Stored data:
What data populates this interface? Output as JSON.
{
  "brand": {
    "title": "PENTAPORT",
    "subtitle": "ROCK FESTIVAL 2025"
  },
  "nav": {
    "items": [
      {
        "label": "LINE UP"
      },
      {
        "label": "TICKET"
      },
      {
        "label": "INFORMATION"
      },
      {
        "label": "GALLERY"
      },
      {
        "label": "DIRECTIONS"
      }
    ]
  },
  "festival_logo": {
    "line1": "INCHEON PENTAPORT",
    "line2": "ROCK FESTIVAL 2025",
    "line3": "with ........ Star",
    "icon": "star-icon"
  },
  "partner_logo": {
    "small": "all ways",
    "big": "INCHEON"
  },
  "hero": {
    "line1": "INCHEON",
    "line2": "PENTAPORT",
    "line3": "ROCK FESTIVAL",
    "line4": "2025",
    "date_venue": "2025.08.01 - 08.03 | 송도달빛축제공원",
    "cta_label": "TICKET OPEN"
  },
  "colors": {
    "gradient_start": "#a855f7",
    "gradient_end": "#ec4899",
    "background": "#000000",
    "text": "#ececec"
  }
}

• _Exercise directions_:
Find how many lines include the string "INCHEON" and report that number alone.

• _Output for this exercise_:
3